TEXT:
To solve for the force of tension in both rope 1 and 2, both forces have to broken down into their x and y components and then solve the resulting system of equations.

• The system is stationary
• Gravity works in the negative y direction, with $g=9.81m/s^{2}$
• There are two forces of tension, on for rope 1, and one for rope 2
• Mass of the object?
• Angles of the ropes?

• Either force of tension of the ropes

• The lengths of the two ropes is irrelevant, only the angle matters to solve for the two forces
• The net force is zero since the system is stationary

• I have a drawing but I'm having a hard time adding pictures

We assume the net force is zero, so $$F_{net} = \sum F = \sum F_{x} + \sum F_{y} = 0.$$ To find the forces acting the the x direction, we have to decompose the tension of both ropes. For rope 1, $$T_{1,x} = T_{1}\sin{\alpha}$$ For rope 2, $$T_{2,x} = T_{2}\sin{\beta}.$$ One important note is since the force of tension of the two ropes point in opposite directions, their signs must be different. As convention, the force pointing to the left will be negative in these calculations. Now we know the net force in the x direction $$\sum F_{x} = T_{2}\sin{\beta} - T_{1}\sin{\alpha}=0.$$ Next, we will use the same technique to decompose the forces in the y direction. For rope one, $$T_{1,y} = T_{1}\cos{\alpha}$$ For rope 2, $$T_{2,y} = T_{2}\cos{\beta}.$$ When finding the net force in the y direction, we cannot forget our assumption that gravity also works in the dimension in the opposite direction as our tension forces. The net force in the y direction is, $$\sum F_{y} = T_{1}\cos{\alpha}+T_{2}\cos{\beta}-Mg = 0.$$

RECORDS SHOWN:
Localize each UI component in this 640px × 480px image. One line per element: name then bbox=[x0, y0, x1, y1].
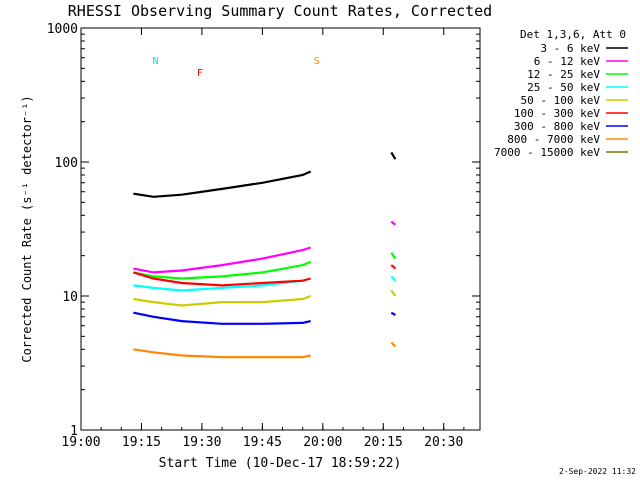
series-line-1 bbox=[133, 246, 312, 274]
legend-entry-label: 12 - 25 keV bbox=[527, 68, 600, 81]
x-tick-label: 20:00 bbox=[303, 435, 342, 450]
series-line-7 bbox=[390, 341, 397, 348]
x-tick-label: 19:15 bbox=[122, 435, 161, 450]
legend-title: Det 1,3,6, Att 0 bbox=[520, 28, 626, 41]
series-line-0 bbox=[133, 170, 312, 198]
series-line-7 bbox=[133, 348, 311, 359]
series-line-2 bbox=[133, 260, 312, 280]
x-tick-label: 19:45 bbox=[243, 435, 282, 450]
x-tick-label: 19:00 bbox=[61, 435, 100, 450]
plot-frame bbox=[80, 27, 481, 431]
series-line-4 bbox=[390, 289, 397, 297]
y-tick-label: 100 bbox=[55, 156, 78, 171]
legend-entry-label: 25 - 50 keV bbox=[527, 81, 600, 94]
annotation-label: N bbox=[153, 56, 159, 67]
series-line-6 bbox=[390, 311, 396, 317]
series-line-6 bbox=[133, 311, 311, 325]
x-tick-label: 19:30 bbox=[182, 435, 221, 450]
y-tick-label: 10 bbox=[62, 290, 78, 305]
legend-entry-label: 300 - 800 keV bbox=[514, 120, 600, 133]
x-tick-label: 20:15 bbox=[364, 435, 403, 450]
x-axis-label: Start Time (10-Dec-17 18:59:22) bbox=[159, 456, 402, 471]
date-stamp: 2-Sep-2022 11:32 bbox=[559, 467, 636, 476]
series-line-4 bbox=[133, 294, 312, 307]
series-line-5 bbox=[390, 264, 397, 270]
chart-title: RHESSI Observing Summary Count Rates, Co… bbox=[68, 2, 492, 20]
annotation-label: F bbox=[197, 68, 203, 79]
legend-entry-label: 100 - 300 keV bbox=[514, 107, 600, 120]
series-line-0 bbox=[390, 151, 397, 160]
series-line-2 bbox=[390, 252, 397, 260]
annotation-label: S bbox=[314, 56, 320, 67]
legend-entry-label: 50 - 100 keV bbox=[521, 94, 601, 107]
legend-entry-label: 7000 - 15000 keV bbox=[494, 146, 600, 159]
y-tick-label: 1000 bbox=[47, 22, 78, 37]
legend-entry-label: 3 - 6 keV bbox=[540, 42, 600, 55]
series-line-5 bbox=[133, 271, 311, 287]
y-tick-label: 1 bbox=[70, 424, 78, 439]
legend-entry-label: 800 - 7000 keV bbox=[507, 133, 600, 146]
legend-entry-label: 6 - 12 keV bbox=[534, 55, 601, 68]
y-axis-label: Corrected Count Rate (s⁻¹ detector⁻¹) bbox=[20, 95, 34, 362]
series-line-3 bbox=[390, 275, 397, 282]
x-tick-label: 20:30 bbox=[424, 435, 463, 450]
series-line-1 bbox=[390, 220, 397, 226]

TASKS TO CARRY OUT:
**a.** Using only the rope tension solution, decide whether each statement agrees with it, answering yes or no and quoting the exact words that settle it: (i) The lengths of the two ropes matter for solving the two forces. (ii) Gravity works in the negative y direction. (iii) By convention, the force pointing to the right is negative in the calculations.
**b.** In the rope tension solution, why is the net force zero?
**c.** Reproduce the rope tension solution word for word, everything from "To solve for the force" down to "of the ropes?".

EXERCISE RESULTS:
**a.**
(i) No: "The lengths of the two ropes is irrelevant, only the angle matters to solve for the two forces"
(ii) Yes: "Gravity works in the negative y direction"
(iii) No: "As convention, the force pointing to the left will be negative in these calculations."

**b.** The net force is zero because the system is stationary.

**c.**
To solve for the force of tension in both rope 1 and 2, both forces have to broken down into their x and y components and then solve the resulting system of equations.

• The system is stationary
• Gravity works in the negative y direction, with $g=9.81m/s^{2}$
• There are two forces of tension, on for rope 1, and one for rope 2
• Mass of the object?
• Angles of the ropes?